### YOUR OBJECTIVE
Exactly repeat the material, dropping every picture from the copy.

[START OF GIVEN RECORDS]

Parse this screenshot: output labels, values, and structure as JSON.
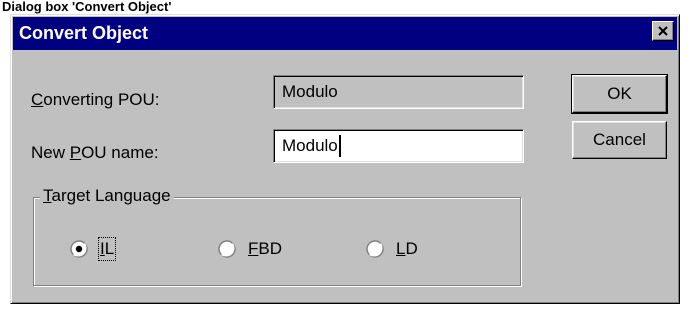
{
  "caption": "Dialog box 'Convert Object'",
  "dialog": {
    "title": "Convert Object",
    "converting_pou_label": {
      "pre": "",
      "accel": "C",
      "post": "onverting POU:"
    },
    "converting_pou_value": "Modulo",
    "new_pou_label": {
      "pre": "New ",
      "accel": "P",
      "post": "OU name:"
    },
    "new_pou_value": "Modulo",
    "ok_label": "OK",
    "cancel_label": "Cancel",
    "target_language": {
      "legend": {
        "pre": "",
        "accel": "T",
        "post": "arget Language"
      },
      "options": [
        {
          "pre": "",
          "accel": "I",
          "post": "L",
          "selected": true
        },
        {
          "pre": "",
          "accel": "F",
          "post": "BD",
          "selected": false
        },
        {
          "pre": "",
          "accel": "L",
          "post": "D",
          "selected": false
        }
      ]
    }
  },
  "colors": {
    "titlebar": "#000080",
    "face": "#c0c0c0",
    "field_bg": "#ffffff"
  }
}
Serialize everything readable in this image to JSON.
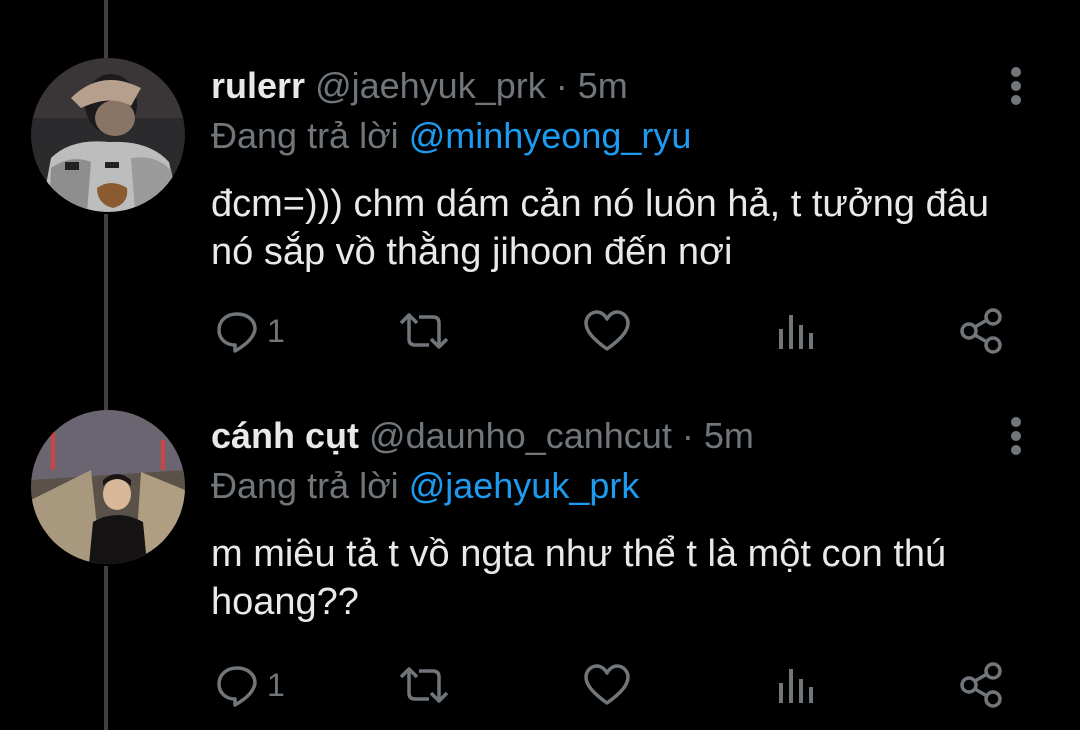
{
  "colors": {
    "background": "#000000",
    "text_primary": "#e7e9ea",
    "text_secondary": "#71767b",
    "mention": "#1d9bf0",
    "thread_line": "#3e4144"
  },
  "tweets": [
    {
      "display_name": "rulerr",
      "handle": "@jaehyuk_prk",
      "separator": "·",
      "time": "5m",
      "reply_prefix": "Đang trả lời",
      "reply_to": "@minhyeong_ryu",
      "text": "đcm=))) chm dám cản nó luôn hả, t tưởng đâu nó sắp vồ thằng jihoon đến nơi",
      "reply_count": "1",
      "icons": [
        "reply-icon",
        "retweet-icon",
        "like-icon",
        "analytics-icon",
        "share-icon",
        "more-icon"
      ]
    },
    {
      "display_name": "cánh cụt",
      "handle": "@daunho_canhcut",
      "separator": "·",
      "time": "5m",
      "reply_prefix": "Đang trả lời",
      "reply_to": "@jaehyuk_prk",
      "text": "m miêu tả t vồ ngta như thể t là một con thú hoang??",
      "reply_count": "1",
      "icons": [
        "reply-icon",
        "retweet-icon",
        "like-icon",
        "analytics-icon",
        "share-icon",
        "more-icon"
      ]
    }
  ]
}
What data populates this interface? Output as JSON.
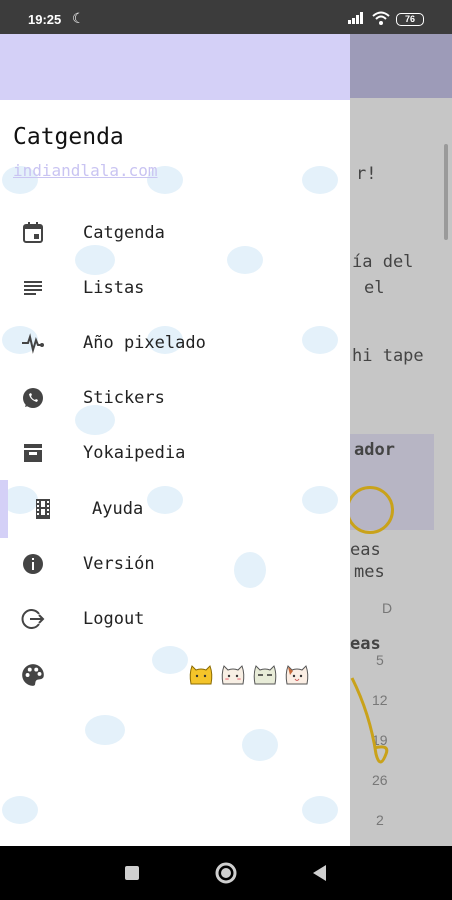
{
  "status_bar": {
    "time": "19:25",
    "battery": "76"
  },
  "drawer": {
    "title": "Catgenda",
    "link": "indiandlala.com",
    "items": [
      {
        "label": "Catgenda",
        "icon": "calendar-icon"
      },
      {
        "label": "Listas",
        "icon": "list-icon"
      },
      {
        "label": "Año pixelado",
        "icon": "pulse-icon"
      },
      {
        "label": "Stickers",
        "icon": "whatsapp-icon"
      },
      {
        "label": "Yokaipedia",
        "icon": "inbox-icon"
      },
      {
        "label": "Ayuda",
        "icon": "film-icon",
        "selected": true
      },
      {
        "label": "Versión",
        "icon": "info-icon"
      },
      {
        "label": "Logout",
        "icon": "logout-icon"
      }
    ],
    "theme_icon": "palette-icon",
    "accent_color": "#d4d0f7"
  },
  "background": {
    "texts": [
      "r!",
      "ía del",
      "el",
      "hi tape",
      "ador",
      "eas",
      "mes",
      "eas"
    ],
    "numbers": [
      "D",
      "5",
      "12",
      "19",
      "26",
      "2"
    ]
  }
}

[END OF GIVEN RECORDS]

### EXERCISE OUTPUT
Parse this screenshot: output labels, values, and structure as JSON.
{
  "caption": "Dialog box 'Convert Object'",
  "dialog": {
    "title": "Convert Object",
    "converting_pou_label": {
      "pre": "",
      "accel": "C",
      "post": "onverting POU:"
    },
    "converting_pou_value": "Modulo",
    "new_pou_label": {
      "pre": "New ",
      "accel": "P",
      "post": "OU name:"
    },
    "new_pou_value": "Modulo",
    "ok_label": "OK",
    "cancel_label": "Cancel",
    "target_language": {
      "legend": {
        "pre": "",
        "accel": "T",
        "post": "arget Language"
      },
      "options": [
        {
          "pre": "",
          "accel": "I",
          "post": "L",
          "selected": true
        },
        {
          "pre": "",
          "accel": "F",
          "post": "BD",
          "selected": false
        },
        {
          "pre": "",
          "accel": "L",
          "post": "D",
          "selected": false
        }
      ]
    }
  },
  "colors": {
    "titlebar": "#000080",
    "face": "#c0c0c0",
    "field_bg": "#ffffff"
  }
}
Serialize everything readable in this image to JSON.
{
  "colors": {
    "background": "#000000",
    "text_primary": "#e7e9ea",
    "text_secondary": "#71767b",
    "mention": "#1d9bf0",
    "thread_line": "#3e4144"
  },
  "tweets": [
    {
      "display_name": "rulerr",
      "handle": "@jaehyuk_prk",
      "separator": "·",
      "time": "5m",
      "reply_prefix": "Đang trả lời",
      "reply_to": "@minhyeong_ryu",
      "text": "đcm=))) chm dám cản nó luôn hả, t tưởng đâu nó sắp vồ thằng jihoon đến nơi",
      "reply_count": "1",
      "icons": [
        "reply-icon",
        "retweet-icon",
        "like-icon",
        "analytics-icon",
        "share-icon",
        "more-icon"
      ]
    },
    {
      "display_name": "cánh cụt",
      "handle": "@daunho_canhcut",
      "separator": "·",
      "time": "5m",
      "reply_prefix": "Đang trả lời",
      "reply_to": "@jaehyuk_prk",
      "text": "m miêu tả t vồ ngta như thể t là một con thú hoang??",
      "reply_count": "1",
      "icons": [
        "reply-icon",
        "retweet-icon",
        "like-icon",
        "analytics-icon",
        "share-icon",
        "more-icon"
      ]
    }
  ]
}
What data populates this interface? Output as JSON.
{
  "status_bar": {
    "time": "19:25",
    "battery": "76"
  },
  "drawer": {
    "title": "Catgenda",
    "link": "indiandlala.com",
    "items": [
      {
        "label": "Catgenda",
        "icon": "calendar-icon"
      },
      {
        "label": "Listas",
        "icon": "list-icon"
      },
      {
        "label": "Año pixelado",
        "icon": "pulse-icon"
      },
      {
        "label": "Stickers",
        "icon": "whatsapp-icon"
      },
      {
        "label": "Yokaipedia",
        "icon": "inbox-icon"
      },
      {
        "label": "Ayuda",
        "icon": "film-icon",
        "selected": true
      },
      {
        "label": "Versión",
        "icon": "info-icon"
      },
      {
        "label": "Logout",
        "icon": "logout-icon"
      }
    ],
    "theme_icon": "palette-icon",
    "accent_color": "#d4d0f7"
  },
  "background": {
    "texts": [
      "r!",
      "ía del",
      "el",
      "hi tape",
      "ador",
      "eas",
      "mes",
      "eas"
    ],
    "numbers": [
      "D",
      "5",
      "12",
      "19",
      "26",
      "2"
    ]
  }
}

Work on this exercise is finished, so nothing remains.